• Task directions
Reproduce all records exactly.

• Records supplied

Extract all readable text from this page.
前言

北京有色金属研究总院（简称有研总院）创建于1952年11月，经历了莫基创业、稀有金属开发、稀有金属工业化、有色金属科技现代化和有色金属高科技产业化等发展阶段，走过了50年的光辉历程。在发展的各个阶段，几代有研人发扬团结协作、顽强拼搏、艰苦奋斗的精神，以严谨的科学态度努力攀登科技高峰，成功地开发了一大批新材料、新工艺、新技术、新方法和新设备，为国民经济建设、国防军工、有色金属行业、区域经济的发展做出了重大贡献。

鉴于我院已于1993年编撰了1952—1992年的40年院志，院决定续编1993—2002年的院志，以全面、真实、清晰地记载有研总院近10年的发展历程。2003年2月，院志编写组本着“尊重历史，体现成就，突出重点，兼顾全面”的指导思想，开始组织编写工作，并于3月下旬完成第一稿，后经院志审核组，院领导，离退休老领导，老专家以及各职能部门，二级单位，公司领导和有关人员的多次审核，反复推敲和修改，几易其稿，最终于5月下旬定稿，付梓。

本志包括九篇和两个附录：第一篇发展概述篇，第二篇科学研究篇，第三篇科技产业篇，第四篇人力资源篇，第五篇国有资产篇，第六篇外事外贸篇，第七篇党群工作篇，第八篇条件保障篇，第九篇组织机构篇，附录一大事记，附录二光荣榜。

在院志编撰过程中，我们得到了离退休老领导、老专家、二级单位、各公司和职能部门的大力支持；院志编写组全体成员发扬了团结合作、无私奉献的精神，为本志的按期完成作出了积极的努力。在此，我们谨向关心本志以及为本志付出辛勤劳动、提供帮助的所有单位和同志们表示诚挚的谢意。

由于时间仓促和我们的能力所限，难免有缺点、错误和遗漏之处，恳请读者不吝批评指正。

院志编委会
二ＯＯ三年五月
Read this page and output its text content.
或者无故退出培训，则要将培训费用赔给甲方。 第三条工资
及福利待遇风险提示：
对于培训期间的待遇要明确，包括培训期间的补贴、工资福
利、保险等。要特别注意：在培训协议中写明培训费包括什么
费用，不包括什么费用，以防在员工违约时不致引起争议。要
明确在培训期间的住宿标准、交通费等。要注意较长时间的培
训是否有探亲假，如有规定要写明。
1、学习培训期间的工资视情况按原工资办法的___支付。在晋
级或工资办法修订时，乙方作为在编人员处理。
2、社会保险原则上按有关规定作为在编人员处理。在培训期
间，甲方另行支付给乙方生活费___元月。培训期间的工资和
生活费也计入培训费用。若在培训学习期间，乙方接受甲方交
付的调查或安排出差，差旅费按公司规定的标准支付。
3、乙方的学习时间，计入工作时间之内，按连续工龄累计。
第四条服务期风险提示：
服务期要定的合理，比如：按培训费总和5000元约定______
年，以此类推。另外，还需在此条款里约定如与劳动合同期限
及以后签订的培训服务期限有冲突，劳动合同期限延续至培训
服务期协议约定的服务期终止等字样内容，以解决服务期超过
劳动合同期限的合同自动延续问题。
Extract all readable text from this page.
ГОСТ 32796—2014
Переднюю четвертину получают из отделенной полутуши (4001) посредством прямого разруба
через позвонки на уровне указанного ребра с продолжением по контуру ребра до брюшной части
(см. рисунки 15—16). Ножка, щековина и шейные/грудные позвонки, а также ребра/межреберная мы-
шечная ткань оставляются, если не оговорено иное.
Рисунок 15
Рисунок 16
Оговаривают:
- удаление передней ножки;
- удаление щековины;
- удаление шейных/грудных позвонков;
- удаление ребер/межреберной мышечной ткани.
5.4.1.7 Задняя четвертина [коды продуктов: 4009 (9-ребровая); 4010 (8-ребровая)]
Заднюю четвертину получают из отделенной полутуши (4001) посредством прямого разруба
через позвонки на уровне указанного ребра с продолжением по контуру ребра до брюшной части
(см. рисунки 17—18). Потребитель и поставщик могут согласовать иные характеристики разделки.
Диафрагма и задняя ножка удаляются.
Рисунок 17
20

• Complete answer
Extract all readable text from this page.
前言

北京有色金属研究总院（简称有研总院）创建于1952年11月，经历了莫基创业、稀有金属开发、稀有金属工业化、有色金属科技现代化和有色金属高科技产业化等发展阶段，走过了50年的光辉历程。在发展的各个阶段，几代有研人发扬团结协作、顽强拼搏、艰苦奋斗的精神，以严谨的科学态度努力攀登科技高峰，成功地开发了一大批新材料、新工艺、新技术、新方法和新设备，为国民经济建设、国防军工、有色金属行业、区域经济的发展做出了重大贡献。

鉴于我院已于1993年编撰了1952—1992年的40年院志，院决定续编1993—2002年的院志，以全面、真实、清晰地记载有研总院近10年的发展历程。2003年2月，院志编写组本着“尊重历史，体现成就，突出重点，兼顾全面”的指导思想，开始组织编写工作，并于3月下旬完成第一稿，后经院志审核组，院领导，离退休老领导，老专家以及各职能部门，二级单位，公司领导和有关人员的多次审核，反复推敲和修改，几易其稿，最终于5月下旬定稿，付梓。

本志包括九篇和两个附录：第一篇发展概述篇，第二篇科学研究篇，第三篇科技产业篇，第四篇人力资源篇，第五篇国有资产篇，第六篇外事外贸篇，第七篇党群工作篇，第八篇条件保障篇，第九篇组织机构篇，附录一大事记，附录二光荣榜。

在院志编撰过程中，我们得到了离退休老领导、老专家、二级单位、各公司和职能部门的大力支持；院志编写组全体成员发扬了团结合作、无私奉献的精神，为本志的按期完成作出了积极的努力。在此，我们谨向关心本志以及为本志付出辛勤劳动、提供帮助的所有单位和同志们表示诚挚的谢意。

由于时间仓促和我们的能力所限，难免有缺点、错误和遗漏之处，恳请读者不吝批评指正。

院志编委会
二ＯＯ三年五月
Read this page and output its text content.
或者无故退出培训，则要将培训费用赔给甲方。 第三条工资
及福利待遇风险提示：
对于培训期间的待遇要明确，包括培训期间的补贴、工资福
利、保险等。要特别注意：在培训协议中写明培训费包括什么
费用，不包括什么费用，以防在员工违约时不致引起争议。要
明确在培训期间的住宿标准、交通费等。要注意较长时间的培
训是否有探亲假，如有规定要写明。
1、学习培训期间的工资视情况按原工资办法的___支付。在晋
级或工资办法修订时，乙方作为在编人员处理。
2、社会保险原则上按有关规定作为在编人员处理。在培训期
间，甲方另行支付给乙方生活费___元月。培训期间的工资和
生活费也计入培训费用。若在培训学习期间，乙方接受甲方交
付的调查或安排出差，差旅费按公司规定的标准支付。
3、乙方的学习时间，计入工作时间之内，按连续工龄累计。
第四条服务期风险提示：
服务期要定的合理，比如：按培训费总和5000元约定______
年，以此类推。另外，还需在此条款里约定如与劳动合同期限
及以后签订的培训服务期限有冲突，劳动合同期限延续至培训
服务期协议约定的服务期终止等字样内容，以解决服务期超过
劳动合同期限的合同自动延续问题。
Extract all readable text from this page.
ГОСТ 32796—2014
Переднюю четвертину получают из отделенной полутуши (4001) посредством прямого разруба
через позвонки на уровне указанного ребра с продолжением по контуру ребра до брюшной части
(см. рисунки 15—16). Ножка, щековина и шейные/грудные позвонки, а также ребра/межреберная мы-
шечная ткань оставляются, если не оговорено иное.
Рисунок 15
Рисунок 16
Оговаривают:
- удаление передней ножки;
- удаление щековины;
- удаление шейных/грудных позвонков;
- удаление ребер/межреберной мышечной ткани.
5.4.1.7 Задняя четвертина [коды продуктов: 4009 (9-ребровая); 4010 (8-ребровая)]
Заднюю четвертину получают из отделенной полутуши (4001) посредством прямого разруба
через позвонки на уровне указанного ребра с продолжением по контуру ребра до брюшной части
(см. рисунки 17—18). Потребитель и поставщик могут согласовать иные характеристики разделки.
Диафрагма и задняя ножка удаляются.
Рисунок 17
20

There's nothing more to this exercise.